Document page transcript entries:
* * * * *
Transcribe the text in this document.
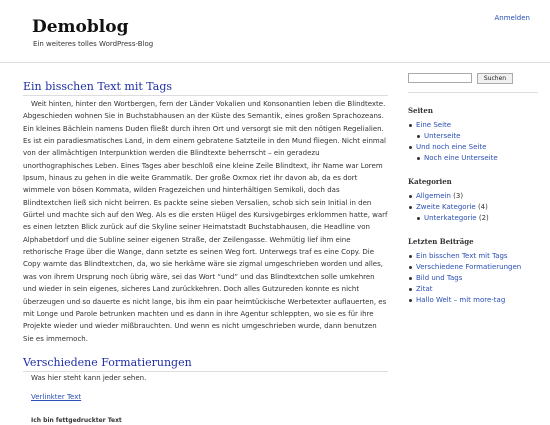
Demoblog
Ein weiteres tolles WordPress-Blog
Anmelden
Ein bisschen Text mit Tags

Weit hinten, hinter den Wortbergen, fern der Länder Vokalien und Konsonantien leben die Blindtexte. Abgeschieden wohnen Sie in Buchstabhausen an der Küste des Semantik, eines großen Sprachozeans. Ein kleines Bächlein namens Duden fließt durch ihren Ort und versorgt sie mit den nötigen Regelialien. Es ist ein paradiesmatisches Land, in dem einem gebratene Satzteile in den Mund fliegen. Nicht einmal von der allmächtigen Interpunktion werden die Blindtexte beherrscht – ein geradezu unorthographisches Leben. Eines Tages aber beschloß eine kleine Zeile Blindtext, ihr Name war Lorem Ipsum, hinaus zu gehen in die weite Grammatik. Der große Oxmox riet ihr davon ab, da es dort wimmele von bösen Kommata, wilden Fragezeichen und hinterhältigen Semikoli, doch das Blindtextchen ließ sich nicht beirren. Es packte seine sieben Versalien, schob sich sein Initial in den Gürtel und machte sich auf den Weg. Als es die ersten Hügel des Kursivgebirges erklommen hatte, warf es einen letzten Blick zurück auf die Skyline seiner Heimatstadt Buchstabhausen, die Headline von Alphabetdorf und die Subline seiner eigenen Straße, der Zeilengasse. Wehmütig lief ihm eine rethorische Frage über die Wange, dann setzte es seinen Weg fort. Unterwegs traf es eine Copy. Die Copy warnte das Blindtextchen, da, wo sie herkäme wäre sie zigmal umgeschrieben worden und alles, was von ihrem Ursprung noch übrig wäre, sei das Wort “und” und das Blindtextchen solle umkehren und wieder in sein eigenes, sicheres Land zurückkehren. Doch alles Gutzureden konnte es nicht überzeugen und so dauerte es nicht lange, bis ihm ein paar heimtückische Werbetexter auflauerten, es mit Longe und Parole betrunken machten und es dann in ihre Agentur schleppten, wo sie es für ihre Projekte wieder und wieder mißbrauchten. Und wenn es nicht umgeschrieben wurde, dann benutzen Sie es immernoch.

Verschiedene Formatierungen
Was hier steht kann jeder sehen.
Verlinkter Text
Ich bin fettgedruckter Text
Suchen
Seiten
Eine Seite
Unterseite
Und noch eine Seite
Noch eine Unterseite
Kategorien
Allgemein (3)
Zweite Kategorie (4)
Unterkategorie (2)
Letzten Beiträge
Ein bisschen Text mit Tags
Verschiedene Formatierungen
Bild und Tags
Zitat
Hallo Welt – mit more-tag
* * * * *
What needs to be done:
Every line above should be copied exactly, apart from any pictures.

Reply to the task:
Transcribe the text in this document.
Demoblog
Ein weiteres tolles WordPress-Blog
Anmelden
Ein bisschen Text mit Tags

Weit hinten, hinter den Wortbergen, fern der Länder Vokalien und Konsonantien leben die Blindtexte. Abgeschieden wohnen Sie in Buchstabhausen an der Küste des Semantik, eines großen Sprachozeans. Ein kleines Bächlein namens Duden fließt durch ihren Ort und versorgt sie mit den nötigen Regelialien. Es ist ein paradiesmatisches Land, in dem einem gebratene Satzteile in den Mund fliegen. Nicht einmal von der allmächtigen Interpunktion werden die Blindtexte beherrscht – ein geradezu unorthographisches Leben. Eines Tages aber beschloß eine kleine Zeile Blindtext, ihr Name war Lorem Ipsum, hinaus zu gehen in die weite Grammatik. Der große Oxmox riet ihr davon ab, da es dort wimmele von bösen Kommata, wilden Fragezeichen und hinterhältigen Semikoli, doch das Blindtextchen ließ sich nicht beirren. Es packte seine sieben Versalien, schob sich sein Initial in den Gürtel und machte sich auf den Weg. Als es die ersten Hügel des Kursivgebirges erklommen hatte, warf es einen letzten Blick zurück auf die Skyline seiner Heimatstadt Buchstabhausen, die Headline von Alphabetdorf und die Subline seiner eigenen Straße, der Zeilengasse. Wehmütig lief ihm eine rethorische Frage über die Wange, dann setzte es seinen Weg fort. Unterwegs traf es eine Copy. Die Copy warnte das Blindtextchen, da, wo sie herkäme wäre sie zigmal umgeschrieben worden und alles, was von ihrem Ursprung noch übrig wäre, sei das Wort “und” und das Blindtextchen solle umkehren und wieder in sein eigenes, sicheres Land zurückkehren. Doch alles Gutzureden konnte es nicht überzeugen und so dauerte es nicht lange, bis ihm ein paar heimtückische Werbetexter auflauerten, es mit Longe und Parole betrunken machten und es dann in ihre Agentur schleppten, wo sie es für ihre Projekte wieder und wieder mißbrauchten. Und wenn es nicht umgeschrieben wurde, dann benutzen Sie es immernoch.

Verschiedene Formatierungen
Was hier steht kann jeder sehen.
Verlinkter Text
Ich bin fettgedruckter Text
Suchen
Seiten
Eine Seite
Unterseite
Und noch eine Seite
Noch eine Unterseite
Kategorien
Allgemein (3)
Zweite Kategorie (4)
Unterkategorie (2)
Letzten Beiträge
Ein bisschen Text mit Tags
Verschiedene Formatierungen
Bild und Tags
Zitat
Hallo Welt – mit more-tag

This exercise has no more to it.